> _WHAT YOU NEED TO DO_
Locate every line in the records below that holds the word "JSON" and return each one.

---------- RECORD EXTRACTS ----------

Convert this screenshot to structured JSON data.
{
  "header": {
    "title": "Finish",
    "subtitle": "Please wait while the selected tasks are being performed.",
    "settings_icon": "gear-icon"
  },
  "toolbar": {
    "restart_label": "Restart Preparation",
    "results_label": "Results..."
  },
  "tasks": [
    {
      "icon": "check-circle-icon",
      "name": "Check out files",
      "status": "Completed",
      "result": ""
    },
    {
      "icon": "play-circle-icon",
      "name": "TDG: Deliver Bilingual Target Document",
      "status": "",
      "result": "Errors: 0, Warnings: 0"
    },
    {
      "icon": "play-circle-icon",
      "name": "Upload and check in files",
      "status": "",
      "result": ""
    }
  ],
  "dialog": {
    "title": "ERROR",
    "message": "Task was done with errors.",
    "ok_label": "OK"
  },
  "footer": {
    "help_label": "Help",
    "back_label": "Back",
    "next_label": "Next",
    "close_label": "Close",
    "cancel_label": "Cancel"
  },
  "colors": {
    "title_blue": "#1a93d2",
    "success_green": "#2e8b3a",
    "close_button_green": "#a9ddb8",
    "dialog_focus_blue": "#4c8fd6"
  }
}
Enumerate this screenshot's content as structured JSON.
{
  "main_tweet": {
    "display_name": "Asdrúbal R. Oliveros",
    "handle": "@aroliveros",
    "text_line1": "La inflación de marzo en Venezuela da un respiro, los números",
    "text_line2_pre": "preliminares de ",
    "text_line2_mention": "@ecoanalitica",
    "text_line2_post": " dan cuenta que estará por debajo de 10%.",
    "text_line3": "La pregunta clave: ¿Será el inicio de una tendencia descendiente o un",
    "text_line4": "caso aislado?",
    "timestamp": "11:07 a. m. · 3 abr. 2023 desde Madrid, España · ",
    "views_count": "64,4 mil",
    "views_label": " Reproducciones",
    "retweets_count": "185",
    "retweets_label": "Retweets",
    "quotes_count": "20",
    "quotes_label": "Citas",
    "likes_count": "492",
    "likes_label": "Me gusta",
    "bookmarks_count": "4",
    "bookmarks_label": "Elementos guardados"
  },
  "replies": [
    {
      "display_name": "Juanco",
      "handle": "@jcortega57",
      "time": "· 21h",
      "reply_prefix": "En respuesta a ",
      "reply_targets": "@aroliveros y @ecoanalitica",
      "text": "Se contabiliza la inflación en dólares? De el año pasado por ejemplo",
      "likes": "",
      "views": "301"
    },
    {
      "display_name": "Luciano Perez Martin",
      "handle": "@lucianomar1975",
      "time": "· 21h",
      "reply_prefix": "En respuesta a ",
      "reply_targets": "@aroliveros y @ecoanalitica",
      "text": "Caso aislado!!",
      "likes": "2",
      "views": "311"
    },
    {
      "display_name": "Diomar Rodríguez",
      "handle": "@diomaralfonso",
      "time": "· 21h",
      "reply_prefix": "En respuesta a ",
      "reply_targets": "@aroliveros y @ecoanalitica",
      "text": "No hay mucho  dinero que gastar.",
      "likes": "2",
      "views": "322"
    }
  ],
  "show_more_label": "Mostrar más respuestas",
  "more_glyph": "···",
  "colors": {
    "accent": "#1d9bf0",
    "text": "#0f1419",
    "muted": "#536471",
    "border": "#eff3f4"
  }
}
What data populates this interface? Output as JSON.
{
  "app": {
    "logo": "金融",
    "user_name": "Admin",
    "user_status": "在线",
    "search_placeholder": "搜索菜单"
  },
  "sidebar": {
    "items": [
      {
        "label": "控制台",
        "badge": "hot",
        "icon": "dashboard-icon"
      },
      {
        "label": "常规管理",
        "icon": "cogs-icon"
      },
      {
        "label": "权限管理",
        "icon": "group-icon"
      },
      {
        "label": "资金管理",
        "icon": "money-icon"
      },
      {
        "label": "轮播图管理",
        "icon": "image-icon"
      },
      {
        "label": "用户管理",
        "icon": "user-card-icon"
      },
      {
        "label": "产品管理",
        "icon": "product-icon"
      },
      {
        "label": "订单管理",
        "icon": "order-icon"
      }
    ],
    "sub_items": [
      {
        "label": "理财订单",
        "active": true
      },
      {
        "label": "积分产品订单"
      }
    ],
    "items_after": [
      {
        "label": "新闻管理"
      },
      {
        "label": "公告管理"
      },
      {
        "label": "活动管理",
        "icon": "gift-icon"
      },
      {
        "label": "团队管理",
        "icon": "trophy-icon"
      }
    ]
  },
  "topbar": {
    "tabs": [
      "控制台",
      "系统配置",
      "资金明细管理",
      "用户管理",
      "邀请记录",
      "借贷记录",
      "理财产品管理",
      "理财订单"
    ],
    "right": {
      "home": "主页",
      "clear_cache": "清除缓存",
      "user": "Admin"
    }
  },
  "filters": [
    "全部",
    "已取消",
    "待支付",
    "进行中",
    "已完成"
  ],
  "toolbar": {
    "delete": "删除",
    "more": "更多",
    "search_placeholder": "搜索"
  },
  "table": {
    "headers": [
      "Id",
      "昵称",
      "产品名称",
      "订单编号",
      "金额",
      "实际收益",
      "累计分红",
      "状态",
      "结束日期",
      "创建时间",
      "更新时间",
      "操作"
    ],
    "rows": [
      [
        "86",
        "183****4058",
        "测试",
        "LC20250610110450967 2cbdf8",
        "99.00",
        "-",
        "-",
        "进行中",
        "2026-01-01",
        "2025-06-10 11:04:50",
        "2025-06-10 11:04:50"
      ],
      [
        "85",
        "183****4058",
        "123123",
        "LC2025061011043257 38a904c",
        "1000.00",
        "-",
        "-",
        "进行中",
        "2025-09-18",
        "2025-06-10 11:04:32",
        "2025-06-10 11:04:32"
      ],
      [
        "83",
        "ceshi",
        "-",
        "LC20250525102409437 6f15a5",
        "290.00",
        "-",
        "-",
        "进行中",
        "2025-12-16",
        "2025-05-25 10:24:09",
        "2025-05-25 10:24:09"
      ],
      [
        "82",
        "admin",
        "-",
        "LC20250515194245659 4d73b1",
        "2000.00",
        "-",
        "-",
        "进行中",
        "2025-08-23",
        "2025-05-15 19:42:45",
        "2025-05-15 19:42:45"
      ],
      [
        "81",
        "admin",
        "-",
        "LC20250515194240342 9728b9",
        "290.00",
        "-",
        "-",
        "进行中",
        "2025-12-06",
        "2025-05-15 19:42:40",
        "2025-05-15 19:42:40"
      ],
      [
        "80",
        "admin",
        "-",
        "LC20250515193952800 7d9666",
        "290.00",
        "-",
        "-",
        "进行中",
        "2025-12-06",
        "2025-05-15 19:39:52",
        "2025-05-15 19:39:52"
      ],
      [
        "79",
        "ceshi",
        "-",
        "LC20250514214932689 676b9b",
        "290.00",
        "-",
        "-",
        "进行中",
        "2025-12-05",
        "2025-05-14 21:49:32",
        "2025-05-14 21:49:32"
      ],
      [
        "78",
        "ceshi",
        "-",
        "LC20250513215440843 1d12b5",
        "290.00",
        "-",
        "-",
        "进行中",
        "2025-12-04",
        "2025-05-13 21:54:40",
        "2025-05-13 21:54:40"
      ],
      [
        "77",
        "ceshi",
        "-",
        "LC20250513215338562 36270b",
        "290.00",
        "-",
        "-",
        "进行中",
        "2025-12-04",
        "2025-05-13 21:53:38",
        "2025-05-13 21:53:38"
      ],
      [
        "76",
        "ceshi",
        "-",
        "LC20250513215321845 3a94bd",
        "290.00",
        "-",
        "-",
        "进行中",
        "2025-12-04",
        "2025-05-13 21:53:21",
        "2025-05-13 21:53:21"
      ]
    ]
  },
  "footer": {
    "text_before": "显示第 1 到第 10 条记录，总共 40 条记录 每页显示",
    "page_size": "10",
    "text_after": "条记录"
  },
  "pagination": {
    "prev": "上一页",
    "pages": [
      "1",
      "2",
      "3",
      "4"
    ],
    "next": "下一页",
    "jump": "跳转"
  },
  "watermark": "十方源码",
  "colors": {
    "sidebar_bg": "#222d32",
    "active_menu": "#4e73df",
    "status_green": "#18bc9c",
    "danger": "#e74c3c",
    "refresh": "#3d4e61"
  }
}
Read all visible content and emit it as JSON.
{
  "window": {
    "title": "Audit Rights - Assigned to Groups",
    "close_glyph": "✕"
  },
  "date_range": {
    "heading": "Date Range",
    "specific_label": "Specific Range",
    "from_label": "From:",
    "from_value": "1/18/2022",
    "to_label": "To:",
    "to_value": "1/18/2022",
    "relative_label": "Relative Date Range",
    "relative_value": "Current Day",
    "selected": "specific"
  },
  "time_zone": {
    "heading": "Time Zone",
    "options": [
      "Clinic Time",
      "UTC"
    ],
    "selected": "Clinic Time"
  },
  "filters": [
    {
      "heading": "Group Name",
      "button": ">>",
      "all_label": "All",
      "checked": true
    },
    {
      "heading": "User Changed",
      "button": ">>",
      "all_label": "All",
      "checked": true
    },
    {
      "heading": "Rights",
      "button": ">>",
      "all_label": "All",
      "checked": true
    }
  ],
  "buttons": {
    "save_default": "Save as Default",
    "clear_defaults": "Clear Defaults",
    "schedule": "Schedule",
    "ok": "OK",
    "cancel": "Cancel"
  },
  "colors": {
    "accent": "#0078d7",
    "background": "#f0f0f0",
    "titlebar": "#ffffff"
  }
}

----------

> _OUTPUT FOR THIS EXERCISE_
Convert this screenshot to structured JSON data.
Enumerate this screenshot's content as structured JSON.
What data populates this interface? Output as JSON.
Read all visible content and emit it as JSON.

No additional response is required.